- [DATA FOR THE TASK]
"""
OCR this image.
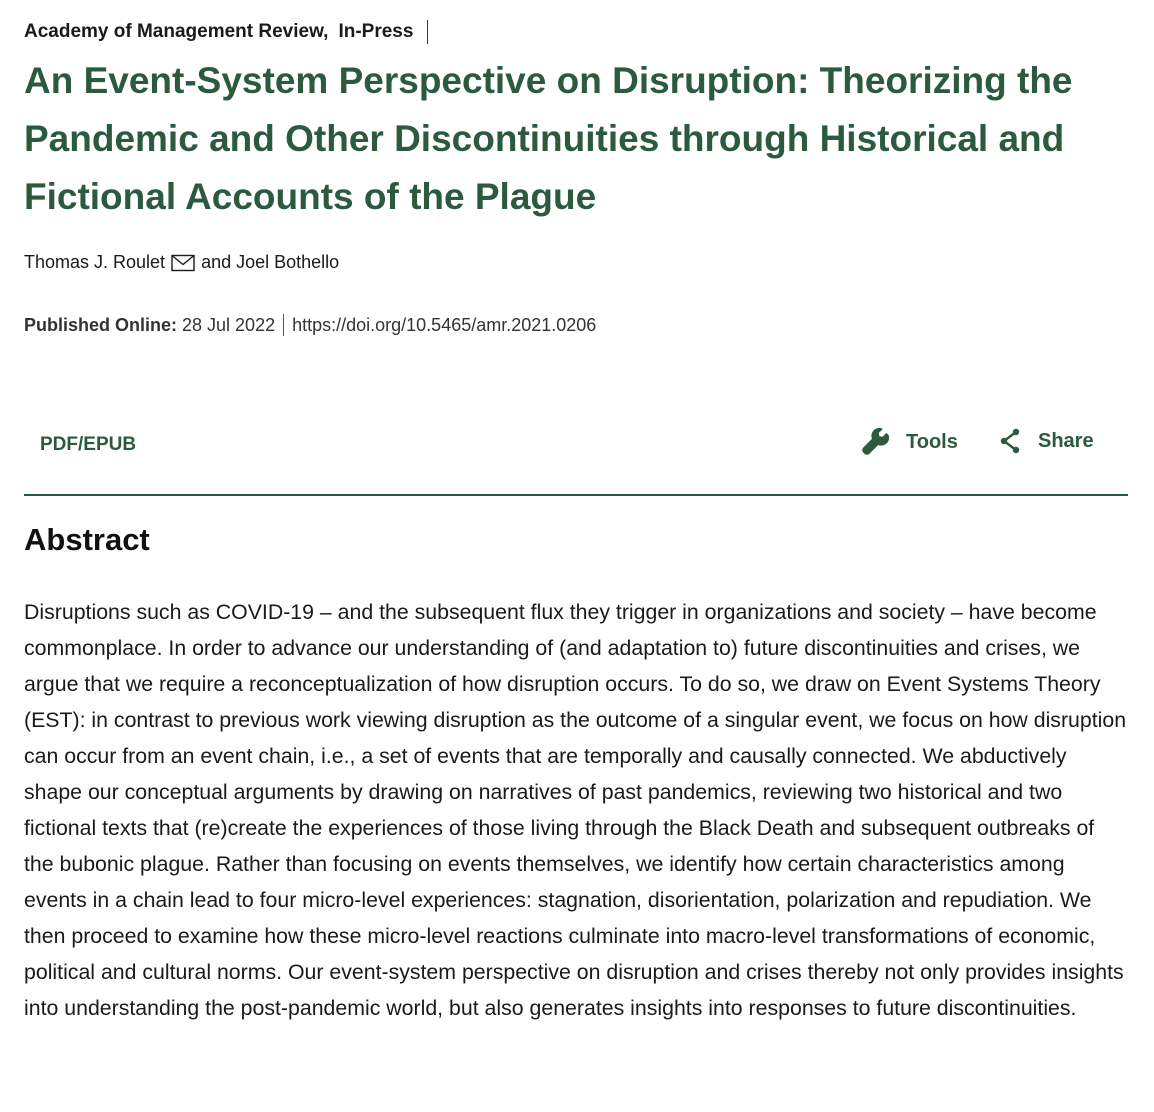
Academy of Management Review, In-Press
An Event-System Perspective on Disruption: Theorizing the Pandemic and Other Discontinuities through Historical and Fictional Accounts of the Plague
Thomas J. Roulet and Joel Bothello
Published Online: 28 Jul 2022 https://doi.org/10.5465/amr.2021.0206
PDF/EPUB	Tools	Share
Abstract

Disruptions such as COVID-19 – and the subsequent flux they trigger in organizations and society – have become commonplace. In order to advance our understanding of (and adaptation to) future discontinuities and crises, we argue that we require a reconceptualization of how disruption occurs. To do so, we draw on Event Systems Theory (EST): in contrast to previous work viewing disruption as the outcome of a singular event, we focus on how disruption can occur from an event chain, i.e., a set of events that are temporally and causally connected. We abductively shape our conceptual arguments by drawing on narratives of past pandemics, reviewing two historical and two fictional texts that (re)create the experiences of those living through the Black Death and subsequent outbreaks of the bubonic plague. Rather than focusing on events themselves, we identify how certain characteristics among events in a chain lead to four micro-level experiences: stagnation, disorientation, polarization and repudiation. We then proceed to examine how these micro-level reactions culminate into macro-level transformations of economic, political and cultural norms. Our event-system perspective on disruption and crises thereby not only provides insights into understanding the post-pandemic world, but also generates insights into responses to future discontinuities.
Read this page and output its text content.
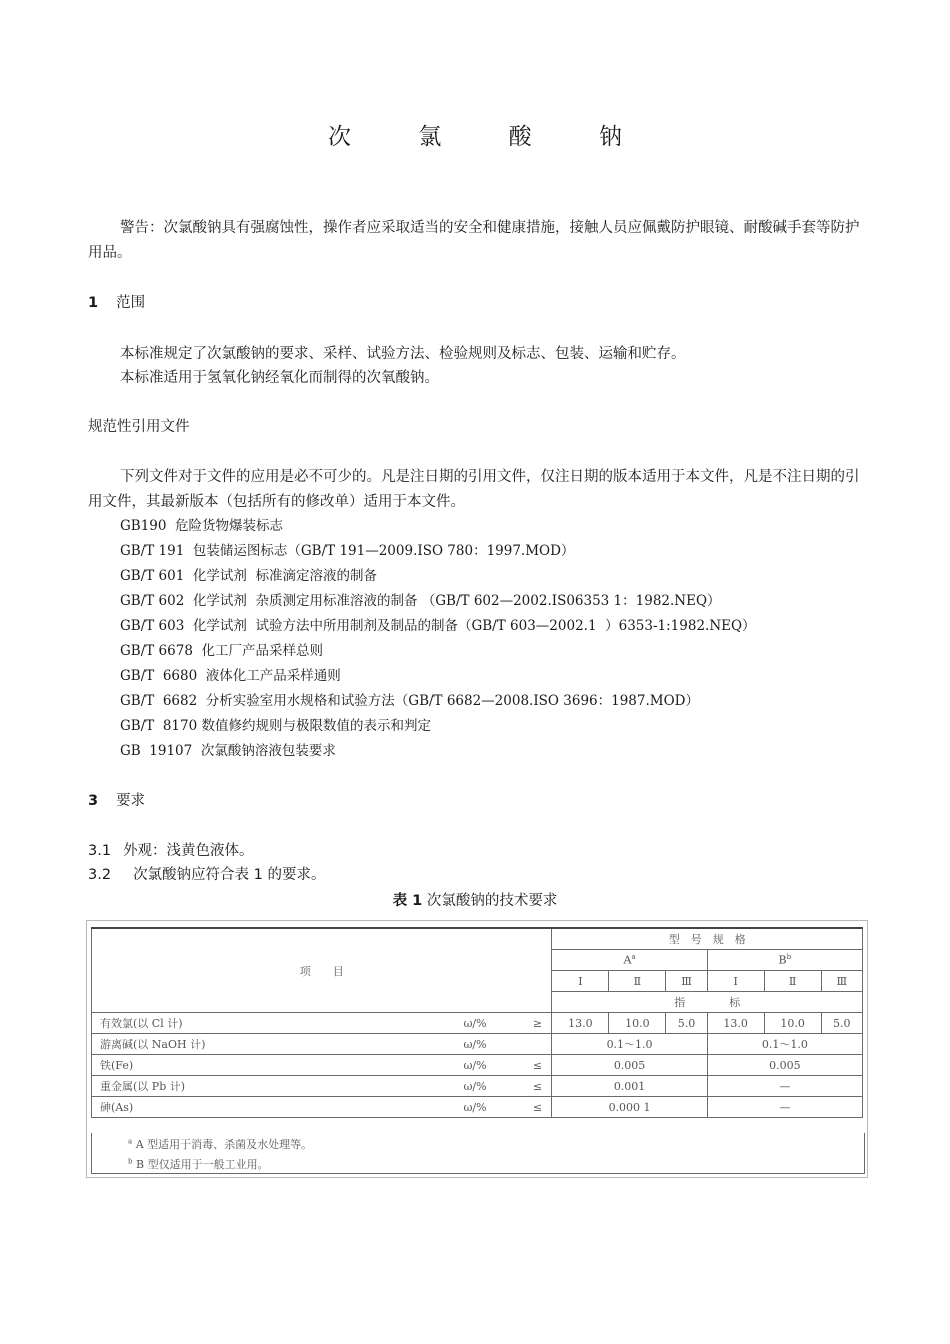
次 氯 酸 钠
警告：次氯酸钠具有强腐蚀性，操作者应采取适当的安全和健康措施，接触人员应佩戴防护眼镜、耐酸碱手套等防护用品。
1 范围
本标准规定了次氯酸钠的要求、采样、试验方法、检验规则及标志、包装、运输和贮存。
本标准适用于氢氧化钠经氧化而制得的次氧酸钠。
规范性引用文件
下列文件对于文件的应用是必不可少的。凡是注日期的引用文件，仅注日期的版本适用于本文件，凡是不注日期的引用文件，其最新版本（包括所有的修改单）适用于本文件。
GB190  危险货物爆装标志
GB/T 191  包装储运图标志（GB/T 191—2009.ISO 780：1997.MOD）
GB/T 601  化学试剂  标准滴定溶液的制备
GB/T 602  化学试剂  杂质测定用标准溶液的制备 （GB/T 602—2002.IS06353 1：1982.NEQ）
GB/T 603  化学试剂  试验方法中所用制剂及制品的制备（GB/T 603—2002.1  ）6353-1:1982.NEQ）
GB/T 6678  化工厂产品采样总则
GB/T  6680  液体化工产品采样通则
GB/T  6682  分析实验室用水规格和试验方法（GB/T 6682—2008.ISO 3696：1987.MOD）
GB/T  8170 数值修约规则与极限数值的表示和判定
GB  19107  次氯酸钠溶液包装要求
3 要求
3.1 外观：浅黄色液体。
3.2 次氯酸钠应符合表 1 的要求。
表 1 次氯酸钠的技术要求
项　　目			型　号　规　格					
			$A^a$			$B^b$
			Ⅰ	Ⅱ	Ⅲ	Ⅰ	Ⅱ	Ⅲ
			指　　　　标					
有效氯(以 Cl 计)	ω/%	≥	13.0	10.0	5.0	13.0	10.0	5.0
游离碱(以 NaOH 计)	ω/%		0.1～1.0			0.1～1.0		
铁(Fe)	ω/%	≤	0.005			0.005		
重金属(以 Pb 计)	ω/%	≤	0.001			—		
砷(As)	ω/%	≤	0.000 1			—		
$^a$ A 型适用于消毒、杀菌及水处理等。
$^b$ B 型仅适用于一般工业用。
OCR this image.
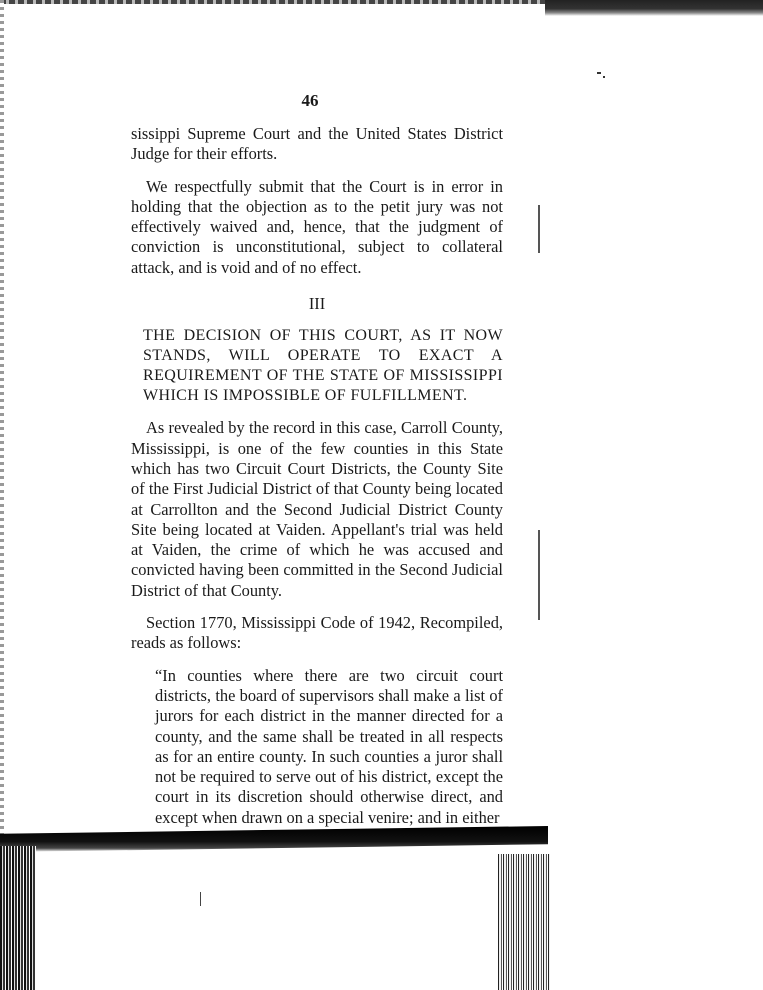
46

sissippi Supreme Court and the United States District Judge for their efforts.

We respectfully submit that the Court is in error in holding that the objection as to the petit jury was not effectively waived and, hence, that the judgment of conviction is unconstitutional, subject to collateral attack, and is void and of no effect.

III

THE DECISION OF THIS COURT, AS IT NOW STANDS, WILL OPERATE TO EXACT A REQUIREMENT OF THE STATE OF MISSISSIPPI WHICH IS IMPOSSIBLE OF FULFILLMENT.

As revealed by the record in this case, Carroll County, Mississippi, is one of the few counties in this State which has two Circuit Court Districts, the County Site of the First Judicial District of that County being located at Carrollton and the Second Judicial District County Site being located at Vaiden. Appellant's trial was held at Vaiden, the crime of which he was accused and convicted having been committed in the Second Judicial District of that County.

Section 1770, Mississippi Code of 1942, Recompiled, reads as follows:

“In counties where there are two circuit court districts, the board of supervisors shall make a list of jurors for each district in the manner directed for a county, and the same shall be treated in all respects as for an entire county. In such counties a juror shall not be required to serve out of his district, except the court in its discretion should otherwise direct, and except when drawn on a special venire; and in either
"""
- [WHAT TO PRODUCE]
Repeat all of the records verbatim, leaving out the pictures.

- [COMPLETED EXERCISE]
OCR this image.
Academy of Management Review, In-Press
An Event-System Perspective on Disruption: Theorizing the Pandemic and Other Discontinuities through Historical and Fictional Accounts of the Plague
Thomas J. Roulet and Joel Bothello
Published Online: 28 Jul 2022 https://doi.org/10.5465/amr.2021.0206
PDF/EPUB	Tools	Share
Abstract

Disruptions such as COVID-19 – and the subsequent flux they trigger in organizations and society – have become commonplace. In order to advance our understanding of (and adaptation to) future discontinuities and crises, we argue that we require a reconceptualization of how disruption occurs. To do so, we draw on Event Systems Theory (EST): in contrast to previous work viewing disruption as the outcome of a singular event, we focus on how disruption can occur from an event chain, i.e., a set of events that are temporally and causally connected. We abductively shape our conceptual arguments by drawing on narratives of past pandemics, reviewing two historical and two fictional texts that (re)create the experiences of those living through the Black Death and subsequent outbreaks of the bubonic plague. Rather than focusing on events themselves, we identify how certain characteristics among events in a chain lead to four micro-level experiences: stagnation, disorientation, polarization and repudiation. We then proceed to examine how these micro-level reactions culminate into macro-level transformations of economic, political and cultural norms. Our event-system perspective on disruption and crises thereby not only provides insights into understanding the post-pandemic world, but also generates insights into responses to future discontinuities.
Read this page and output its text content.
次 氯 酸 钠
警告：次氯酸钠具有强腐蚀性，操作者应采取适当的安全和健康措施，接触人员应佩戴防护眼镜、耐酸碱手套等防护用品。
1 范围
本标准规定了次氯酸钠的要求、采样、试验方法、检验规则及标志、包装、运输和贮存。
本标准适用于氢氧化钠经氧化而制得的次氧酸钠。
规范性引用文件
下列文件对于文件的应用是必不可少的。凡是注日期的引用文件，仅注日期的版本适用于本文件，凡是不注日期的引用文件，其最新版本（包括所有的修改单）适用于本文件。
GB190  危险货物爆装标志
GB/T 191  包装储运图标志（GB/T 191—2009.ISO 780：1997.MOD）
GB/T 601  化学试剂  标准滴定溶液的制备
GB/T 602  化学试剂  杂质测定用标准溶液的制备 （GB/T 602—2002.IS06353 1：1982.NEQ）
GB/T 603  化学试剂  试验方法中所用制剂及制品的制备（GB/T 603—2002.1  ）6353-1:1982.NEQ）
GB/T 6678  化工厂产品采样总则
GB/T  6680  液体化工产品采样通则
GB/T  6682  分析实验室用水规格和试验方法（GB/T 6682—2008.ISO 3696：1987.MOD）
GB/T  8170 数值修约规则与极限数值的表示和判定
GB  19107  次氯酸钠溶液包装要求
3 要求
3.1 外观：浅黄色液体。
3.2 次氯酸钠应符合表 1 的要求。
表 1 次氯酸钠的技术要求
项　　目			型　号　规　格					
			$A^a$			$B^b$
			Ⅰ	Ⅱ	Ⅲ	Ⅰ	Ⅱ	Ⅲ
			指　　　　标					
有效氯(以 Cl 计)	ω/%	≥	13.0	10.0	5.0	13.0	10.0	5.0
游离碱(以 NaOH 计)	ω/%		0.1～1.0			0.1～1.0		
铁(Fe)	ω/%	≤	0.005			0.005		
重金属(以 Pb 计)	ω/%	≤	0.001			—		
砷(As)	ω/%	≤	0.000 1			—		
$^a$ A 型适用于消毒、杀菌及水处理等。
$^b$ B 型仅适用于一般工业用。
OCR this image.
46

sissippi Supreme Court and the United States District Judge for their efforts.

We respectfully submit that the Court is in error in holding that the objection as to the petit jury was not effectively waived and, hence, that the judgment of conviction is unconstitutional, subject to collateral attack, and is void and of no effect.

III

THE DECISION OF THIS COURT, AS IT NOW STANDS, WILL OPERATE TO EXACT A REQUIREMENT OF THE STATE OF MISSISSIPPI WHICH IS IMPOSSIBLE OF FULFILLMENT.

As revealed by the record in this case, Carroll County, Mississippi, is one of the few counties in this State which has two Circuit Court Districts, the County Site of the First Judicial District of that County being located at Carrollton and the Second Judicial District County Site being located at Vaiden. Appellant's trial was held at Vaiden, the crime of which he was accused and convicted having been committed in the Second Judicial District of that County.

Section 1770, Mississippi Code of 1942, Recompiled, reads as follows:

“In counties where there are two circuit court districts, the board of supervisors shall make a list of jurors for each district in the manner directed for a county, and the same shall be treated in all respects as for an entire county. In such counties a juror shall not be required to serve out of his district, except the court in its discretion should otherwise direct, and except when drawn on a special venire; and in either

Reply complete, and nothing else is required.